Search the listing for the string "Final" and copy every line that contains it.

-- Start --

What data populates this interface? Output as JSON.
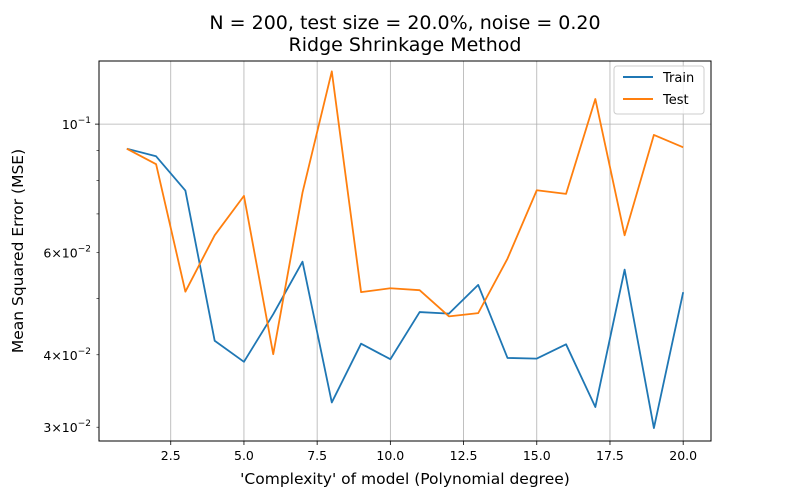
{
  "chart_data": {
    "type": "line",
    "title": "N = 200, test size = 20.0%, noise = 0.20",
    "subtitle": "Ridge Shrinkage Method",
    "xlabel": "'Complexity' of model (Polynomial degree)",
    "ylabel": "Mean Squared Error (MSE)",
    "x": [
      1,
      2,
      3,
      4,
      5,
      6,
      7,
      8,
      9,
      10,
      11,
      12,
      13,
      14,
      15,
      16,
      17,
      18,
      19,
      20
    ],
    "xlim": [
      0.05,
      20.95
    ],
    "ylim": [
      0.0284,
      0.1285
    ],
    "yscale": "log",
    "grid": true,
    "legend_position": "top-right",
    "x_ticks": [
      {
        "value": 2.5,
        "label": "2.5"
      },
      {
        "value": 5.0,
        "label": "5.0"
      },
      {
        "value": 7.5,
        "label": "7.5"
      },
      {
        "value": 10.0,
        "label": "10.0"
      },
      {
        "value": 12.5,
        "label": "12.5"
      },
      {
        "value": 15.0,
        "label": "15.0"
      },
      {
        "value": 17.5,
        "label": "17.5"
      },
      {
        "value": 20.0,
        "label": "20.0"
      }
    ],
    "y_major_ticks": [
      {
        "value": 0.1,
        "base": "10",
        "exp": "−1"
      }
    ],
    "y_minor_ticks": [
      {
        "value": 0.03,
        "mant": "3",
        "base": "10",
        "exp": "−2"
      },
      {
        "value": 0.04,
        "mant": "4",
        "base": "10",
        "exp": "−2"
      },
      {
        "value": 0.05,
        "mant": "",
        "base": "",
        "exp": ""
      },
      {
        "value": 0.06,
        "mant": "6",
        "base": "10",
        "exp": "−2"
      },
      {
        "value": 0.07,
        "mant": "",
        "base": "",
        "exp": ""
      },
      {
        "value": 0.08,
        "mant": "",
        "base": "",
        "exp": ""
      },
      {
        "value": 0.09,
        "mant": "",
        "base": "",
        "exp": ""
      }
    ],
    "series": [
      {
        "name": "Train",
        "color": "#1f77b4",
        "values": [
          0.0907,
          0.088,
          0.0768,
          0.0423,
          0.0389,
          0.047,
          0.0579,
          0.0331,
          0.0418,
          0.0393,
          0.0474,
          0.0471,
          0.0528,
          0.0395,
          0.0394,
          0.0417,
          0.0325,
          0.0561,
          0.0299,
          0.0513
        ]
      },
      {
        "name": "Test",
        "color": "#ff7f0e",
        "values": [
          0.0907,
          0.0853,
          0.0514,
          0.0643,
          0.0752,
          0.0401,
          0.0762,
          0.1233,
          0.0513,
          0.0521,
          0.0517,
          0.0466,
          0.0472,
          0.0586,
          0.0769,
          0.0758,
          0.1105,
          0.0643,
          0.0958,
          0.0912
        ]
      }
    ]
  }
}
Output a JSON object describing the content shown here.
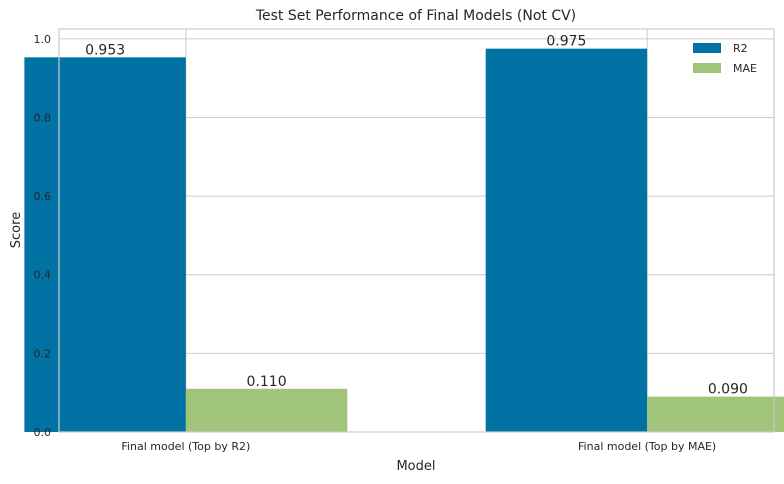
{
  "chart_data": {
    "type": "bar",
    "title": "Test Set Performance of Final Models (Not CV)",
    "xlabel": "Model",
    "ylabel": "Score",
    "categories": [
      "Final model (Top by R2)",
      "Final model (Top by MAE)"
    ],
    "series": [
      {
        "name": "R2",
        "values": [
          0.953,
          0.975
        ],
        "labels": [
          "0.953",
          "0.975"
        ],
        "color": "#0072a3"
      },
      {
        "name": "MAE",
        "values": [
          0.11,
          0.09
        ],
        "labels": [
          "0.110",
          "0.090"
        ],
        "color": "#a0c47a"
      }
    ],
    "ylim": [
      0,
      1.025
    ],
    "yticks": [
      0.0,
      0.2,
      0.4,
      0.6,
      0.8,
      1.0
    ],
    "ytick_labels": [
      "0.0",
      "0.2",
      "0.4",
      "0.6",
      "0.8",
      "1.0"
    ],
    "grid": true,
    "legend_position": "top-right"
  }
}
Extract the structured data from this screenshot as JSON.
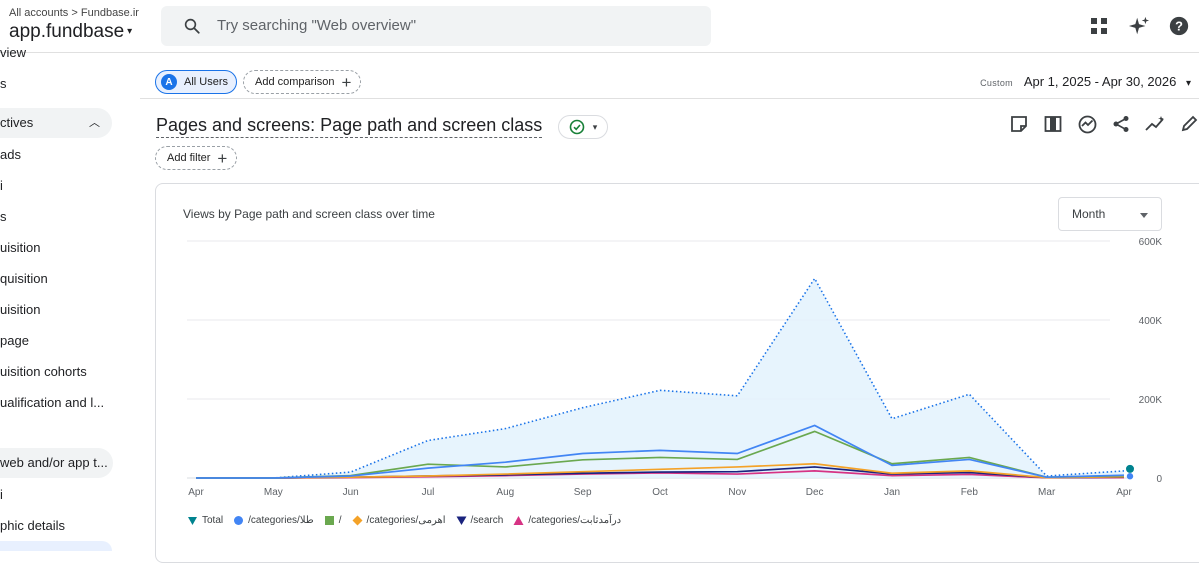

-- End --

### [Solution to the problem]
    "title": "Test Set Performance of Final Models (Not CV)",
      "Final model (Top by R2)",
      "Final model (Top by MAE)"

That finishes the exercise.